▶ _Objective_
Every entry below should be printed exactly, without its images.

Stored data
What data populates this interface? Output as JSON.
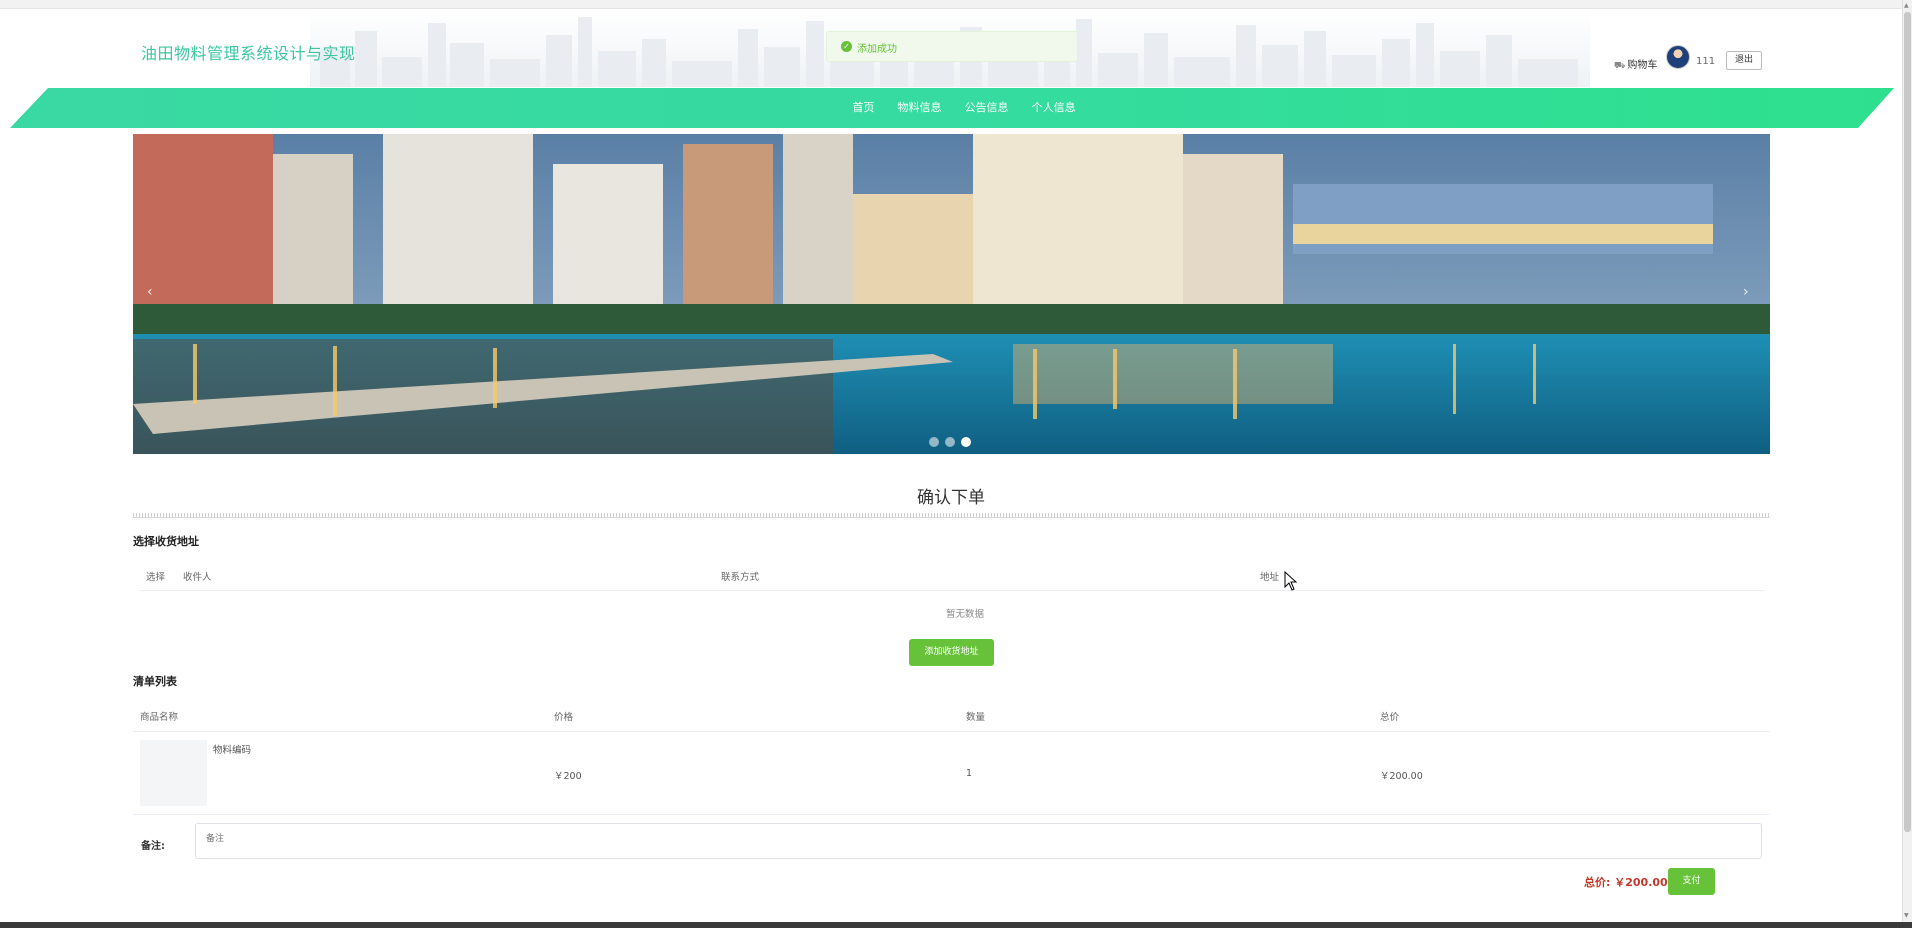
{
  "header": {
    "site_title": "油田物料管理系统设计与实现",
    "toast_message": "添加成功",
    "cart_label": "购物车",
    "cart_icon": "cart-icon",
    "username": "111",
    "logout_label": "退出"
  },
  "nav": {
    "items": [
      {
        "label": "首页"
      },
      {
        "label": "物料信息"
      },
      {
        "label": "公告信息"
      },
      {
        "label": "个人信息"
      }
    ]
  },
  "carousel": {
    "prev_icon": "‹",
    "next_icon": "›",
    "slide_count": 3,
    "active_slide": 3
  },
  "order": {
    "page_heading": "确认下单",
    "address_section_title": "选择收货地址",
    "address_columns": {
      "select": "选择",
      "recipient": "收件人",
      "contact": "联系方式",
      "address": "地址"
    },
    "address_empty_text": "暂无数据",
    "add_address_label": "添加收货地址",
    "list_section_title": "清单列表",
    "item_columns": {
      "name": "商品名称",
      "price": "价格",
      "quantity": "数量",
      "total": "总价"
    },
    "items": [
      {
        "name": "物料编码",
        "price": "￥200",
        "quantity": "1",
        "total": "￥200.00"
      }
    ],
    "remark_label": "备注:",
    "remark_placeholder": "备注",
    "total_label": "总价: ￥200.00",
    "pay_label": "支付"
  },
  "colors": {
    "brand_green": "#3cc6a0",
    "nav_gradient_start": "#3ad8a3",
    "nav_gradient_end": "#2ee08e",
    "button_green": "#67c23a",
    "price_red": "#c0392b"
  }
}
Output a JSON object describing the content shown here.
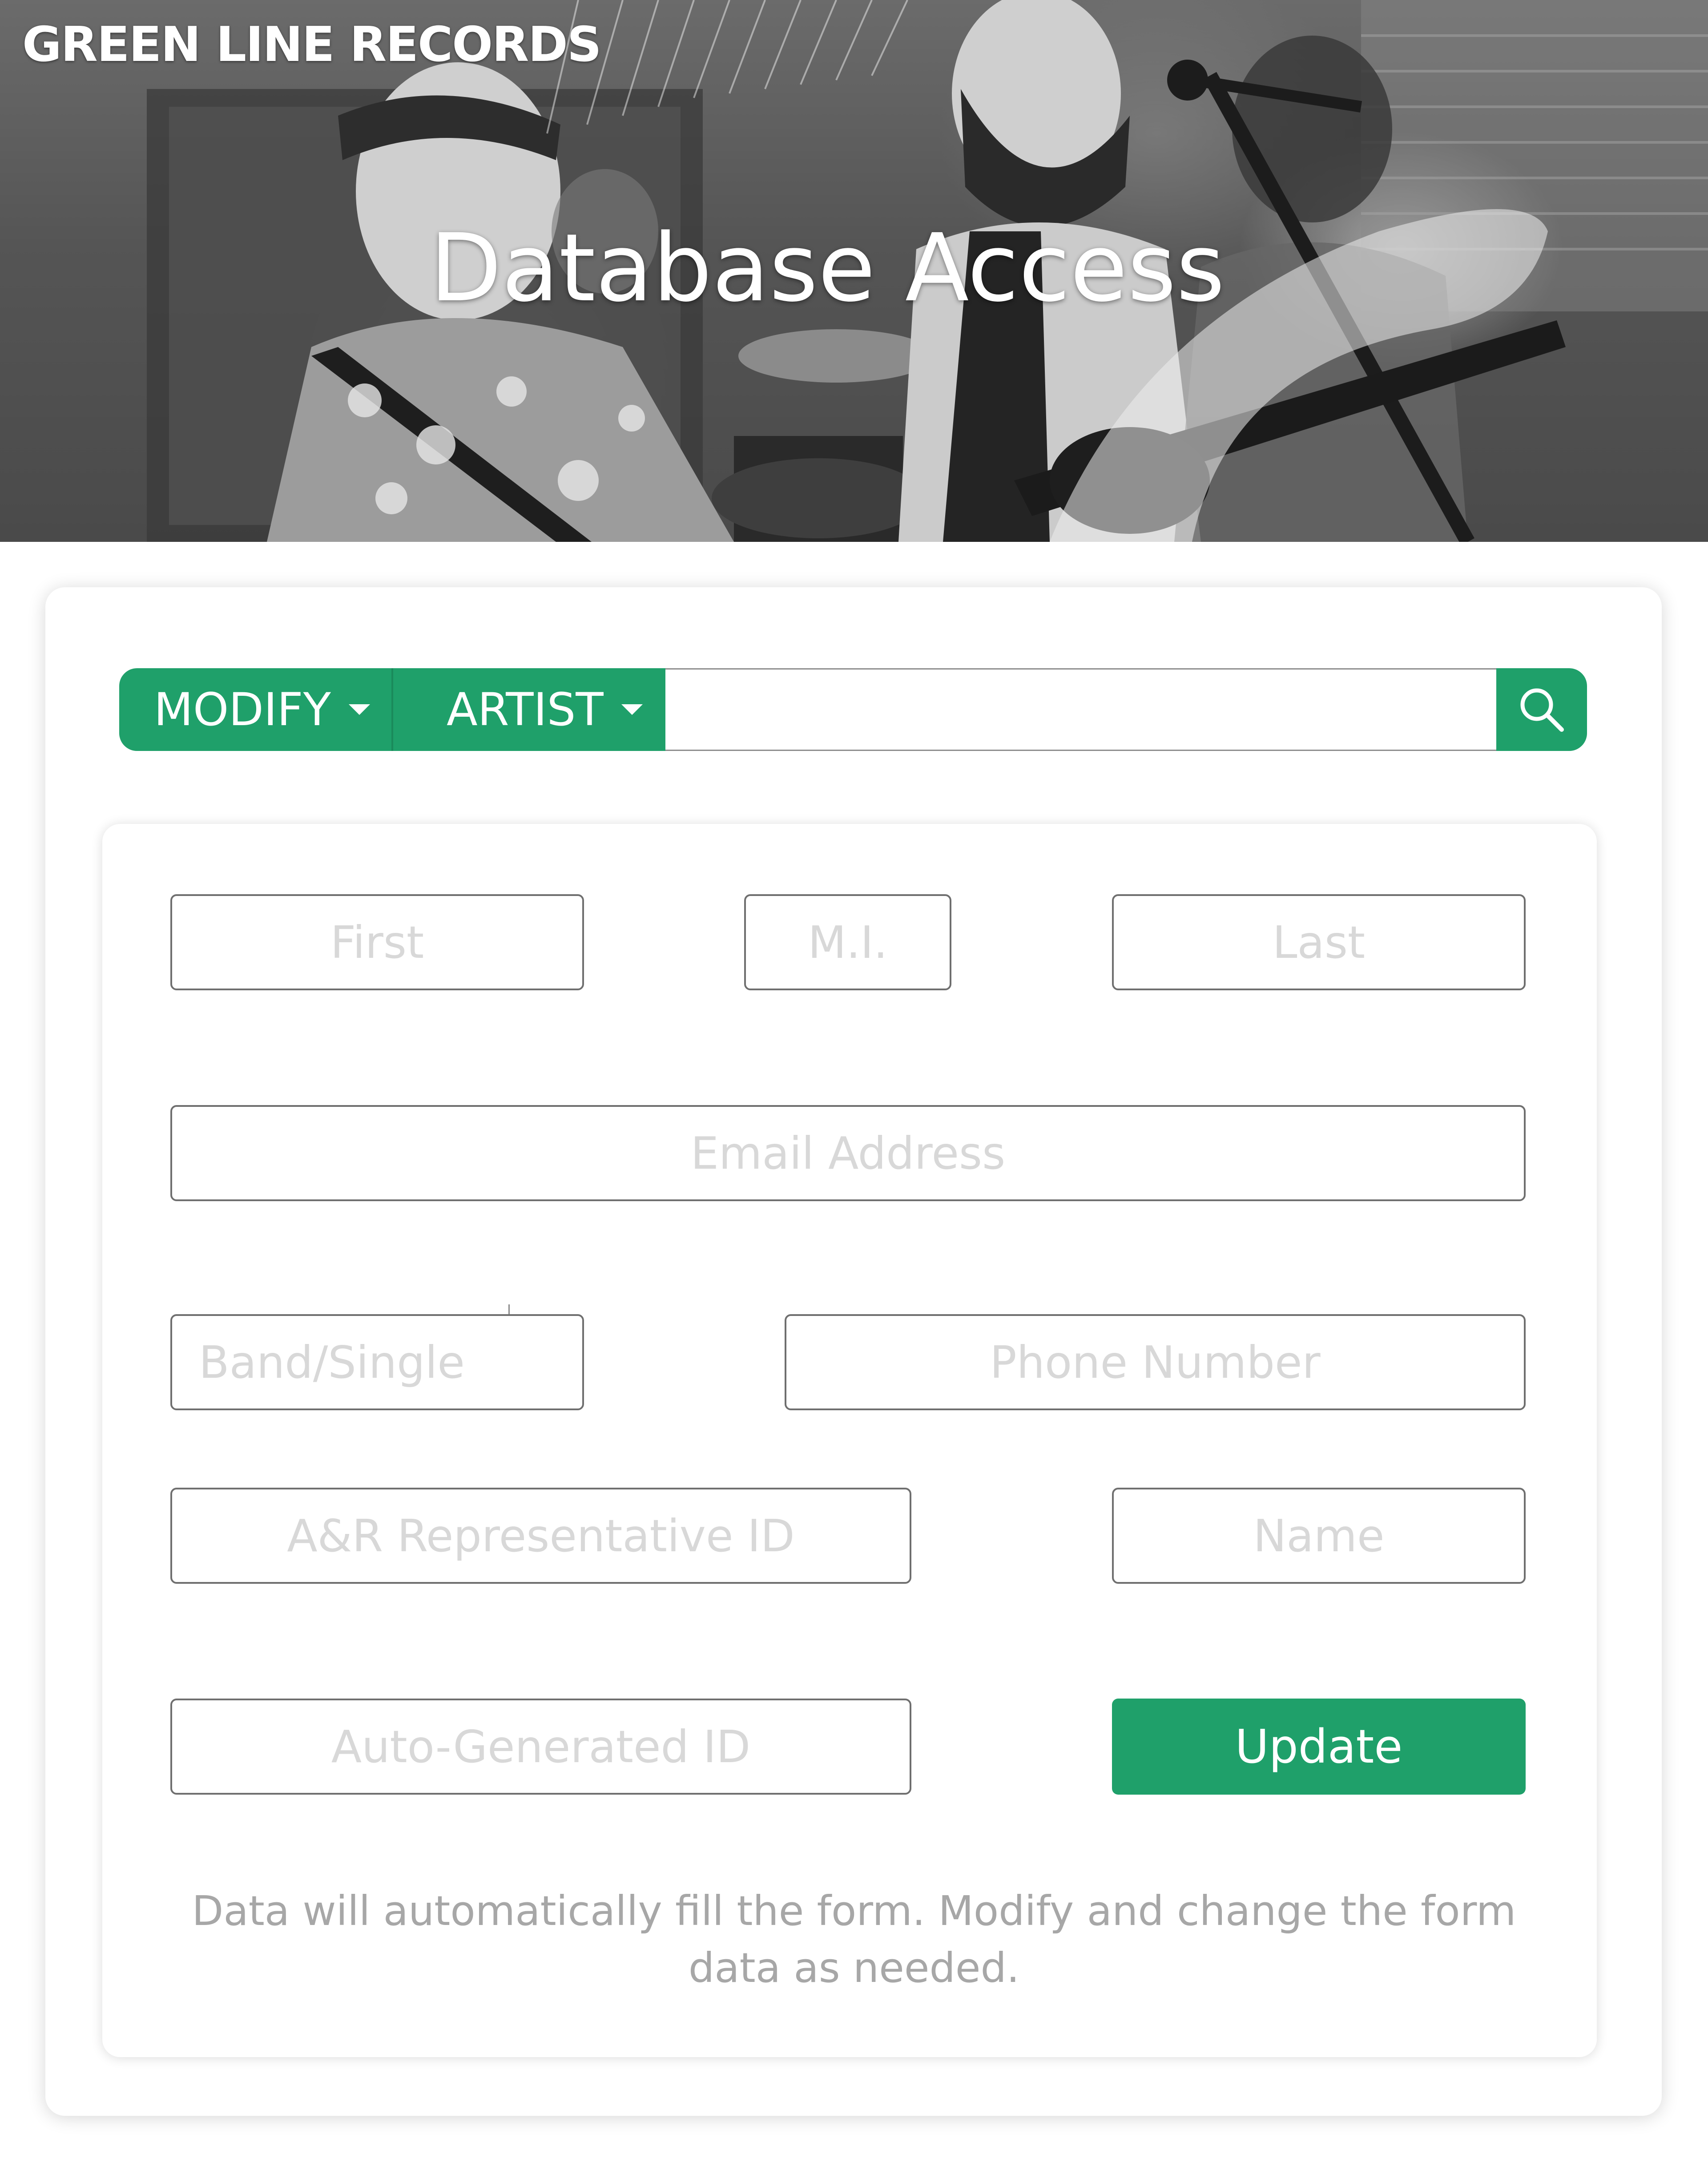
{
  "header": {
    "brand": "GREEN LINE RECORDS",
    "title": "Database Access"
  },
  "search": {
    "action_label": "MODIFY",
    "entity_label": "ARTIST",
    "value": "",
    "placeholder": ""
  },
  "form": {
    "first_placeholder": "First",
    "mi_placeholder": "M.I.",
    "last_placeholder": "Last",
    "email_placeholder": "Email Address",
    "band_placeholder": "Band/Single",
    "phone_placeholder": "Phone Number",
    "ar_id_placeholder": "A&R Representative ID",
    "name_placeholder": "Name",
    "auto_id_placeholder": "Auto-Generated ID",
    "update_label": "Update",
    "note": "Data will automatically fill the form. Modify and change the form data as needed."
  },
  "colors": {
    "accent": "#1fa06a",
    "placeholder": "#d8d8d8",
    "note_text": "#a7a7a7"
  },
  "icons": {
    "search": "search-icon",
    "dropdown": "chevron-down-icon"
  }
}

▶ _Written solution_
What data populates this interface? Output as JSON.
{
  "header": {
    "site_title": "油田物料管理系统设计与实现",
    "toast_message": "添加成功",
    "cart_label": "购物车",
    "cart_icon": "cart-icon",
    "username": "111",
    "logout_label": "退出"
  },
  "nav": {
    "items": [
      {
        "label": "首页"
      },
      {
        "label": "物料信息"
      },
      {
        "label": "公告信息"
      },
      {
        "label": "个人信息"
      }
    ]
  },
  "carousel": {
    "prev_icon": "‹",
    "next_icon": "›",
    "slide_count": 3,
    "active_slide": 3
  },
  "order": {
    "page_heading": "确认下单",
    "address_section_title": "选择收货地址",
    "address_columns": {
      "select": "选择",
      "recipient": "收件人",
      "contact": "联系方式",
      "address": "地址"
    },
    "address_empty_text": "暂无数据",
    "add_address_label": "添加收货地址",
    "list_section_title": "清单列表",
    "item_columns": {
      "name": "商品名称",
      "price": "价格",
      "quantity": "数量",
      "total": "总价"
    },
    "items": [
      {
        "name": "物料编码",
        "price": "￥200",
        "quantity": "1",
        "total": "￥200.00"
      }
    ],
    "remark_label": "备注:",
    "remark_placeholder": "备注",
    "total_label": "总价: ￥200.00",
    "pay_label": "支付"
  },
  "colors": {
    "brand_green": "#3cc6a0",
    "nav_gradient_start": "#3ad8a3",
    "nav_gradient_end": "#2ee08e",
    "button_green": "#67c23a",
    "price_red": "#c0392b"
  }
}
Output a JSON object describing the content shown here.
{
  "header": {
    "brand": "GREEN LINE RECORDS",
    "title": "Database Access"
  },
  "search": {
    "action_label": "MODIFY",
    "entity_label": "ARTIST",
    "value": "",
    "placeholder": ""
  },
  "form": {
    "first_placeholder": "First",
    "mi_placeholder": "M.I.",
    "last_placeholder": "Last",
    "email_placeholder": "Email Address",
    "band_placeholder": "Band/Single",
    "phone_placeholder": "Phone Number",
    "ar_id_placeholder": "A&R Representative ID",
    "name_placeholder": "Name",
    "auto_id_placeholder": "Auto-Generated ID",
    "update_label": "Update",
    "note": "Data will automatically fill the form. Modify and change the form data as needed."
  },
  "colors": {
    "accent": "#1fa06a",
    "placeholder": "#d8d8d8",
    "note_text": "#a7a7a7"
  },
  "icons": {
    "search": "search-icon",
    "dropdown": "chevron-down-icon"
  }
}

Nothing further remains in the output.